▸ **Your instructions**
Extract each line of the material that follows exactly and omit its pictures.

▸ **Provided entries**
********************
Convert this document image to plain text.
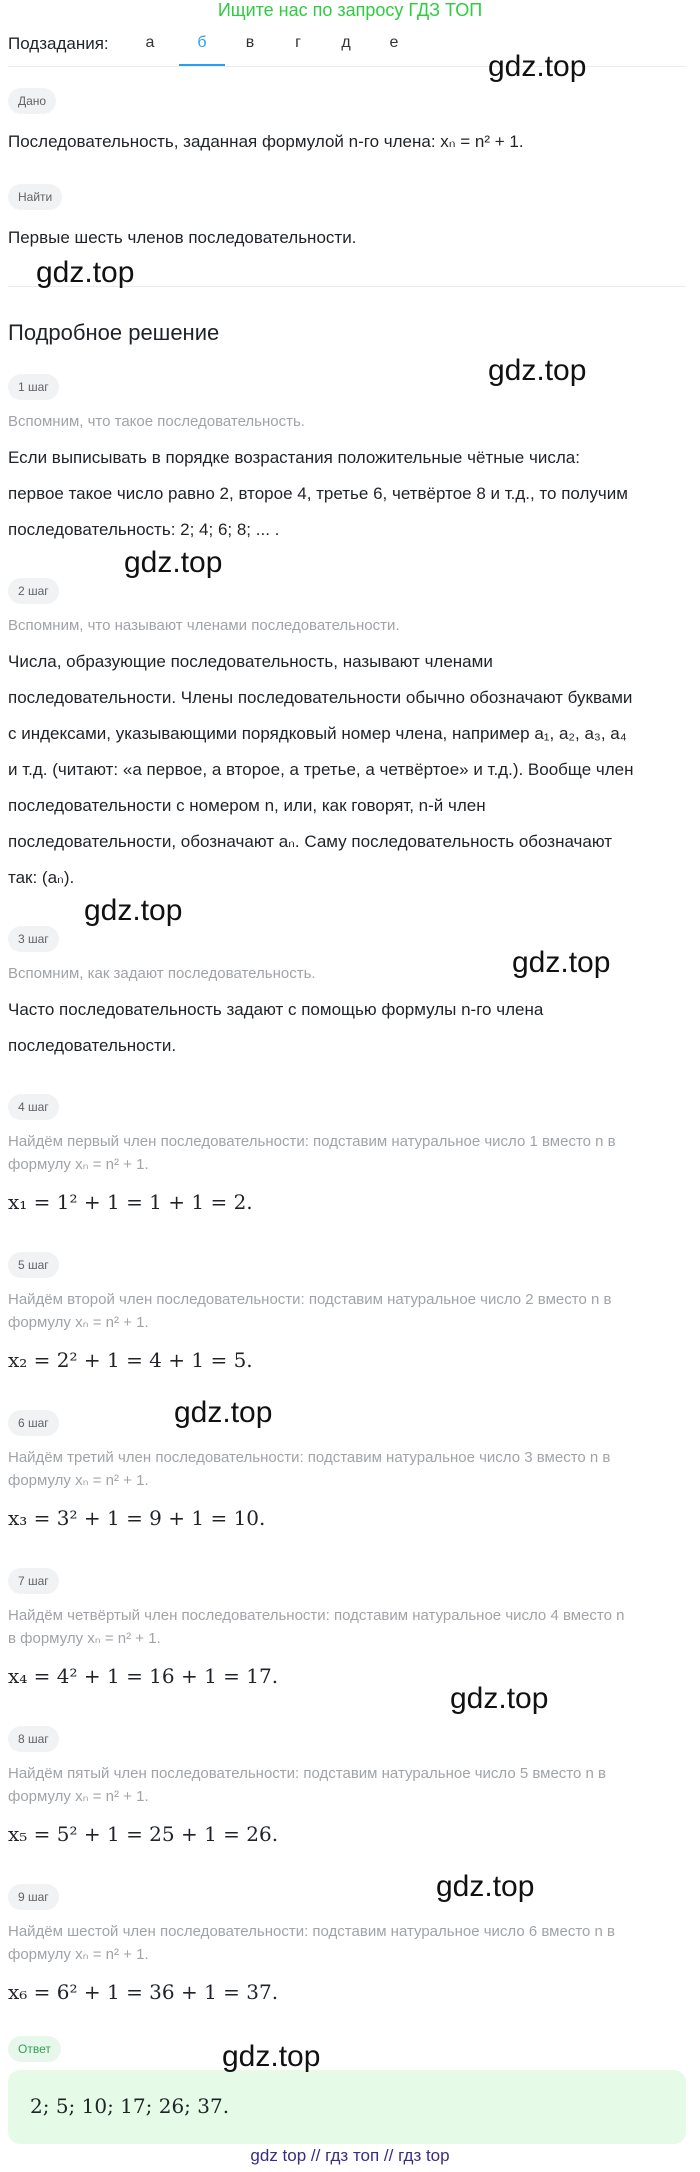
Ищите нас по запросу ГДЗ ТОП
Подзадания:	а	б	в	г	д	е
Дано
Последовательность, заданная формулой n-го члена: xₙ = n² + 1.
Найти
Первые шесть членов последовательности.
Подробное решение
1 шаг
Вспомним, что такое последовательность.
Если выписывать в порядке возрастания положительные чётные числа:
первое такое число равно 2, второе 4, третье 6, четвёртое 8 и т.д., то получим
последовательность: 2; 4; 6; 8; ... .
2 шаг
Вспомним, что называют членами последовательности.
Числа, образующие последовательность, называют членами
последовательности. Члены последовательности обычно обозначают буквами
с индексами, указывающими порядковый номер члена, например a₁, a₂, a₃, a₄
и т.д. (читают: «a первое, a второе, a третье, a четвёртое» и т.д.). Вообще член
последовательности с номером n, или, как говорят, n-й член
последовательности, обозначают aₙ. Саму последовательность обозначают
так: (aₙ).
3 шаг
Вспомним, как задают последовательность.
Часто последовательность задают с помощью формулы n-го члена
последовательности.
4 шаг
Найдём первый член последовательности: подставим натуральное число 1 вместо n в
формулу xₙ = n² + 1.
x₁ = 1² + 1 = 1 + 1 = 2.
5 шаг
Найдём второй член последовательности: подставим натуральное число 2 вместо n в
формулу xₙ = n² + 1.
x₂ = 2² + 1 = 4 + 1 = 5.
6 шаг
Найдём третий член последовательности: подставим натуральное число 3 вместо n в
формулу xₙ = n² + 1.
x₃ = 3² + 1 = 9 + 1 = 10.
7 шаг
Найдём четвёртый член последовательности: подставим натуральное число 4 вместо n
в формулу xₙ = n² + 1.
x₄ = 4² + 1 = 16 + 1 = 17.
8 шаг
Найдём пятый член последовательности: подставим натуральное число 5 вместо n в
формулу xₙ = n² + 1.
x₅ = 5² + 1 = 25 + 1 = 26.
9 шаг
Найдём шестой член последовательности: подставим натуральное число 6 вместо n в
формулу xₙ = n² + 1.
x₆ = 6² + 1 = 36 + 1 = 37.
Ответ
2; 5; 10; 17; 26; 37.
gdz.top
gdz.top
gdz.top
gdz.top
gdz.top
gdz.top
gdz.top
gdz.top
gdz.top
gdz.top
gdz top // гдз топ // гдз top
********************
▸ **Finished exercise**
Convert this document image to plain text.
Ищите нас по запросу ГДЗ ТОП
Подзадания:	а	б	в	г	д	е
Дано
Последовательность, заданная формулой n-го члена: xₙ = n² + 1.
Найти
Первые шесть членов последовательности.
Подробное решение
1 шаг
Вспомним, что такое последовательность.
Если выписывать в порядке возрастания положительные чётные числа:
первое такое число равно 2, второе 4, третье 6, четвёртое 8 и т.д., то получим
последовательность: 2; 4; 6; 8; ... .
2 шаг
Вспомним, что называют членами последовательности.
Числа, образующие последовательность, называют членами
последовательности. Члены последовательности обычно обозначают буквами
с индексами, указывающими порядковый номер члена, например a₁, a₂, a₃, a₄
и т.д. (читают: «a первое, a второе, a третье, a четвёртое» и т.д.). Вообще член
последовательности с номером n, или, как говорят, n-й член
последовательности, обозначают aₙ. Саму последовательность обозначают
так: (aₙ).
3 шаг
Вспомним, как задают последовательность.
Часто последовательность задают с помощью формулы n-го члена
последовательности.
4 шаг
Найдём первый член последовательности: подставим натуральное число 1 вместо n в
формулу xₙ = n² + 1.
x₁ = 1² + 1 = 1 + 1 = 2.
5 шаг
Найдём второй член последовательности: подставим натуральное число 2 вместо n в
формулу xₙ = n² + 1.
x₂ = 2² + 1 = 4 + 1 = 5.
6 шаг
Найдём третий член последовательности: подставим натуральное число 3 вместо n в
формулу xₙ = n² + 1.
x₃ = 3² + 1 = 9 + 1 = 10.
7 шаг
Найдём четвёртый член последовательности: подставим натуральное число 4 вместо n
в формулу xₙ = n² + 1.
x₄ = 4² + 1 = 16 + 1 = 17.
8 шаг
Найдём пятый член последовательности: подставим натуральное число 5 вместо n в
формулу xₙ = n² + 1.
x₅ = 5² + 1 = 25 + 1 = 26.
9 шаг
Найдём шестой член последовательности: подставим натуральное число 6 вместо n в
формулу xₙ = n² + 1.
x₆ = 6² + 1 = 36 + 1 = 37.
Ответ
2; 5; 10; 17; 26; 37.
gdz.top
gdz.top
gdz.top
gdz.top
gdz.top
gdz.top
gdz.top
gdz.top
gdz.top
gdz.top
gdz top // гдз топ // гдз top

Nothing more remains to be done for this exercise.